* _Stored records_:
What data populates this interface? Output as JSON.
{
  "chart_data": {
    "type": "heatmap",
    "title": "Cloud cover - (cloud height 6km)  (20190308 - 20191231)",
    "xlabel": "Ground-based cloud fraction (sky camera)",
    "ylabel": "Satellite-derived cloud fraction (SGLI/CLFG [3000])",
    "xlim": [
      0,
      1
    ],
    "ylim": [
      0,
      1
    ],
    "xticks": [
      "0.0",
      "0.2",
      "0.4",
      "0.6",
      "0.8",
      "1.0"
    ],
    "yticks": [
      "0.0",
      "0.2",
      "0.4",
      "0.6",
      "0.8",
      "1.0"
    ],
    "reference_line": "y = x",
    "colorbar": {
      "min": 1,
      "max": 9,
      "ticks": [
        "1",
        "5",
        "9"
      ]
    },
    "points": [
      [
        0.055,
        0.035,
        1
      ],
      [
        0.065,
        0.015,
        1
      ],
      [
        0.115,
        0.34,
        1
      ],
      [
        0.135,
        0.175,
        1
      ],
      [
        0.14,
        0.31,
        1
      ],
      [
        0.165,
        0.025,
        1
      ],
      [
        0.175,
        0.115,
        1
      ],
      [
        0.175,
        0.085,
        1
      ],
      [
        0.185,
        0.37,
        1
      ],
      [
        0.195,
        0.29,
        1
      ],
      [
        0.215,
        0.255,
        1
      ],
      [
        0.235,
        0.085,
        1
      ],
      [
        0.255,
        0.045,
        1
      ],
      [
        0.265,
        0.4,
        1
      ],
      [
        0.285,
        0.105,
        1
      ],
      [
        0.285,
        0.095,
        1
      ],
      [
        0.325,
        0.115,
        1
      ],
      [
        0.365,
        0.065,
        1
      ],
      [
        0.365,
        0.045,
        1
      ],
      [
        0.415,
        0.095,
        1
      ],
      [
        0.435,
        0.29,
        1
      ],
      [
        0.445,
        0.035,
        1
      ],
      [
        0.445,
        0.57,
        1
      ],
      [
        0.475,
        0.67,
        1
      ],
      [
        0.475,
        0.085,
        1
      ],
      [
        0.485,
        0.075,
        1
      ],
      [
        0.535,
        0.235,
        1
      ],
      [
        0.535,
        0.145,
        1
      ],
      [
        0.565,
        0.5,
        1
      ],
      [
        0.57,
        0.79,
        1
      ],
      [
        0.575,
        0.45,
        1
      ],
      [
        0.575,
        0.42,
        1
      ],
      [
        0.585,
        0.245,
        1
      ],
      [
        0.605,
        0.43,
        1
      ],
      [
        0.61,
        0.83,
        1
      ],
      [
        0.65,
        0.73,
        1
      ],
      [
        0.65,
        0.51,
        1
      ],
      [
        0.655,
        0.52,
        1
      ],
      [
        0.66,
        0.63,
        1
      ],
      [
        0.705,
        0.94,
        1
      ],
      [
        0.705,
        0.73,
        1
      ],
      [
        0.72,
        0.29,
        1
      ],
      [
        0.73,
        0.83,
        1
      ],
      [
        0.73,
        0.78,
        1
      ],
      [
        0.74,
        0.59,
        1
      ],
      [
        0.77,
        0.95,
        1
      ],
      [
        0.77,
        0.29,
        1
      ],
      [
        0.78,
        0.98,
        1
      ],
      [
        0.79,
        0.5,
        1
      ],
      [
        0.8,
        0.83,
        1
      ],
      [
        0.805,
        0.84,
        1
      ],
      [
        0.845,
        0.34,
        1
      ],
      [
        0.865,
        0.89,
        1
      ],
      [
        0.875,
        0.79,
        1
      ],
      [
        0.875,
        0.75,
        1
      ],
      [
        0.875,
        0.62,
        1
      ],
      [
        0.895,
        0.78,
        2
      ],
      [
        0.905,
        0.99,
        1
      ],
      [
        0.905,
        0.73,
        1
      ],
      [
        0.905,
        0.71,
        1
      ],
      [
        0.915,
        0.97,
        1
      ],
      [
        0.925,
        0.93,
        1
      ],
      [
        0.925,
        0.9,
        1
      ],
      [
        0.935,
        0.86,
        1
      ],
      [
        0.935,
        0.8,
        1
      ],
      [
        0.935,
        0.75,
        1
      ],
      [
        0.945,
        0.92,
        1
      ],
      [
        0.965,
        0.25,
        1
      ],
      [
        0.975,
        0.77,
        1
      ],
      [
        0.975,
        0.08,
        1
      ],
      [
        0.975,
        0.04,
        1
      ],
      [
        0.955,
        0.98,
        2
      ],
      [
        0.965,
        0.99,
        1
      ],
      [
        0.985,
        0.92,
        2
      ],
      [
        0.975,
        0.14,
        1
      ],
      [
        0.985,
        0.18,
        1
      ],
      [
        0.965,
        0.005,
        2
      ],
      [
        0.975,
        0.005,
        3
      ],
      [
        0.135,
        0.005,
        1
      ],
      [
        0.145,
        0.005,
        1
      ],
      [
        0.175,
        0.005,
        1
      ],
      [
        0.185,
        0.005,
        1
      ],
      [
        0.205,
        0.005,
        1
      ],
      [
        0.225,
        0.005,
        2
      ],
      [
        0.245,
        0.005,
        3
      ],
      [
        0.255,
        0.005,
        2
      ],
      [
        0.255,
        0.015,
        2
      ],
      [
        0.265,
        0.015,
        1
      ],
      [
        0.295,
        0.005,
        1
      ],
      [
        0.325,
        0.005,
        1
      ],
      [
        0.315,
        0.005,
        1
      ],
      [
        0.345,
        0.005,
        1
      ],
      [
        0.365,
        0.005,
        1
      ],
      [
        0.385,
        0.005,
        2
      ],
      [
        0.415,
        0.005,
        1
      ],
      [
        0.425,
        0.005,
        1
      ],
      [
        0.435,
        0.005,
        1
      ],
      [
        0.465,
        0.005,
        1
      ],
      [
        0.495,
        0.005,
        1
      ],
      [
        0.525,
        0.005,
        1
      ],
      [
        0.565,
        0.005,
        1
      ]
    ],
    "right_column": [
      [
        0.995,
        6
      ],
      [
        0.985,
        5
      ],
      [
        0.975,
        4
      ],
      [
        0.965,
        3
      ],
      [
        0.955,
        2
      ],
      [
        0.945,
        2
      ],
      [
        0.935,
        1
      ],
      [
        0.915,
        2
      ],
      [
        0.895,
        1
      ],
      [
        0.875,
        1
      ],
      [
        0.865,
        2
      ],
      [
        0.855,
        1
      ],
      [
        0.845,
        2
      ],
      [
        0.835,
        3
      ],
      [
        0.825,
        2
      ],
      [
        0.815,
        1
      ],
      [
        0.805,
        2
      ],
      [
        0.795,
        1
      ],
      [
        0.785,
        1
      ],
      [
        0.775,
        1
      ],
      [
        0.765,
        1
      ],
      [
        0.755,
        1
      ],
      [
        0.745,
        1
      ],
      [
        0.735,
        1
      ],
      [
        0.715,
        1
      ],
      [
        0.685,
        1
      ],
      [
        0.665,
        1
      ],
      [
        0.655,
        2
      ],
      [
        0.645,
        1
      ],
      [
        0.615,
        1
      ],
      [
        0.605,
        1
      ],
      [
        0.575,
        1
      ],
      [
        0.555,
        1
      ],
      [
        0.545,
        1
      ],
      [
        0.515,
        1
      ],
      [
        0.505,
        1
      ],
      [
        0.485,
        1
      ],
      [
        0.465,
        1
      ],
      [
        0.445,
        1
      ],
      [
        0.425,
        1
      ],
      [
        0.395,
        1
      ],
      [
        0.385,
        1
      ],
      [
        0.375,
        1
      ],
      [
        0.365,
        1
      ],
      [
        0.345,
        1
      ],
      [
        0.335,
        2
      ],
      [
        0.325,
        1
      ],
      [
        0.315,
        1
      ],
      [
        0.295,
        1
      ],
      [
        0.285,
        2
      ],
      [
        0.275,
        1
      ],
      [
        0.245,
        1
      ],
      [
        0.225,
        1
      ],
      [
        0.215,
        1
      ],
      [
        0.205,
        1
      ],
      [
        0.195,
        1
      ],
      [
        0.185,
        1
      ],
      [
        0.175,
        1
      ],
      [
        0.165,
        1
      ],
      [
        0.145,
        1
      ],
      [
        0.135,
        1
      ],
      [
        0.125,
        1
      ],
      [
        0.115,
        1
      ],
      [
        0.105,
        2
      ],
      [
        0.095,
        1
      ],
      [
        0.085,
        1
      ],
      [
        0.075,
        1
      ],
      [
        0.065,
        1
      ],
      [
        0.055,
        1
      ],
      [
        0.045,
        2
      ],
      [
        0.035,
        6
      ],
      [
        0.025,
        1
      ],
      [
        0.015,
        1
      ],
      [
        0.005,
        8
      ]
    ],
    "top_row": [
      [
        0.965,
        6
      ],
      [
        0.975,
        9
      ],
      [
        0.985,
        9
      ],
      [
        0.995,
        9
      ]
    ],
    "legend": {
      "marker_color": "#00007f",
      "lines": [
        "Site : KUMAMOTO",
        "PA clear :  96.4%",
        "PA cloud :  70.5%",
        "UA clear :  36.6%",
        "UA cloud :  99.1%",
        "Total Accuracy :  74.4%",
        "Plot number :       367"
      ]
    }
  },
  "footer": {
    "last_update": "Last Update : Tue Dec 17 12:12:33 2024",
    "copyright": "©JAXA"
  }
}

* _Work to be completed_: Copy out all lines from the material above that contain the string "cloud".

* _Complete output_:
    "title": "Cloud cover - (cloud height 6km)  (20190308 - 20191231)",
    "xlabel": "Ground-based cloud fraction (sky camera)",
    "ylabel": "Satellite-derived cloud fraction (SGLI/CLFG [3000])",
        "PA cloud :  70.5%",
        "UA cloud :  99.1%",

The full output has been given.